## Start PROVIDED DATA

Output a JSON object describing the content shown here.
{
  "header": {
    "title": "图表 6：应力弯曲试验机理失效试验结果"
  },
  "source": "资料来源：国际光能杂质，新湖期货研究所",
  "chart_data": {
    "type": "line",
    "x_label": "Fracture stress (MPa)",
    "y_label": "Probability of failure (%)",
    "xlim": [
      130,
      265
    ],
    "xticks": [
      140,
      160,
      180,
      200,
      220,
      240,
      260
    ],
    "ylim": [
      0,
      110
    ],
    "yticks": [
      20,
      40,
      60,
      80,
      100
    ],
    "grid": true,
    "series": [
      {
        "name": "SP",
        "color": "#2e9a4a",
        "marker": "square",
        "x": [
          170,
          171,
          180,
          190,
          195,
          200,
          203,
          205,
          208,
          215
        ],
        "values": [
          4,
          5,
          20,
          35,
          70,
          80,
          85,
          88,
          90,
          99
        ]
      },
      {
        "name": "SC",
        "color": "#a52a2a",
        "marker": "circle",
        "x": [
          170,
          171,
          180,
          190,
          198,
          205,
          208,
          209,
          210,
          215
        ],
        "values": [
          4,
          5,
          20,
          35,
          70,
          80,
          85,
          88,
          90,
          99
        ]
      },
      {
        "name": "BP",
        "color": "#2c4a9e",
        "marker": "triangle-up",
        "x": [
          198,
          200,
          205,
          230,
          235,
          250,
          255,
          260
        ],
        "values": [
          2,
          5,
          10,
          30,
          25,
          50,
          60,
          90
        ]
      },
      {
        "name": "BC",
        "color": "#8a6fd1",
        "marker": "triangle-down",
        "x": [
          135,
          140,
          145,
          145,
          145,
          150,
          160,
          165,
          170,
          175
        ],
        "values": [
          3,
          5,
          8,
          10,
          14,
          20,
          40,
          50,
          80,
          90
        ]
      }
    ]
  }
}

## End PROVIDED DATA

Return the entries in full, keeping every line exactly as it is.

Output a JSON object describing the content shown here.
{
  "header": {
    "title": "图表 6：应力弯曲试验机理失效试验结果"
  },
  "source": "资料来源：国际光能杂质，新湖期货研究所",
  "chart_data": {
    "type": "line",
    "x_label": "Fracture stress (MPa)",
    "y_label": "Probability of failure (%)",
    "xlim": [
      130,
      265
    ],
    "xticks": [
      140,
      160,
      180,
      200,
      220,
      240,
      260
    ],
    "ylim": [
      0,
      110
    ],
    "yticks": [
      20,
      40,
      60,
      80,
      100
    ],
    "grid": true,
    "series": [
      {
        "name": "SP",
        "color": "#2e9a4a",
        "marker": "square",
        "x": [
          170,
          171,
          180,
          190,
          195,
          200,
          203,
          205,
          208,
          215
        ],
        "values": [
          4,
          5,
          20,
          35,
          70,
          80,
          85,
          88,
          90,
          99
        ]
      },
      {
        "name": "SC",
        "color": "#a52a2a",
        "marker": "circle",
        "x": [
          170,
          171,
          180,
          190,
          198,
          205,
          208,
          209,
          210,
          215
        ],
        "values": [
          4,
          5,
          20,
          35,
          70,
          80,
          85,
          88,
          90,
          99
        ]
      },
      {
        "name": "BP",
        "color": "#2c4a9e",
        "marker": "triangle-up",
        "x": [
          198,
          200,
          205,
          230,
          235,
          250,
          255,
          260
        ],
        "values": [
          2,
          5,
          10,
          30,
          25,
          50,
          60,
          90
        ]
      },
      {
        "name": "BC",
        "color": "#8a6fd1",
        "marker": "triangle-down",
        "x": [
          135,
          140,
          145,
          145,
          145,
          150,
          160,
          165,
          170,
          175
        ],
        "values": [
          3,
          5,
          8,
          10,
          14,
          20,
          40,
          50,
          80,
          90
        ]
      }
    ]
  }
}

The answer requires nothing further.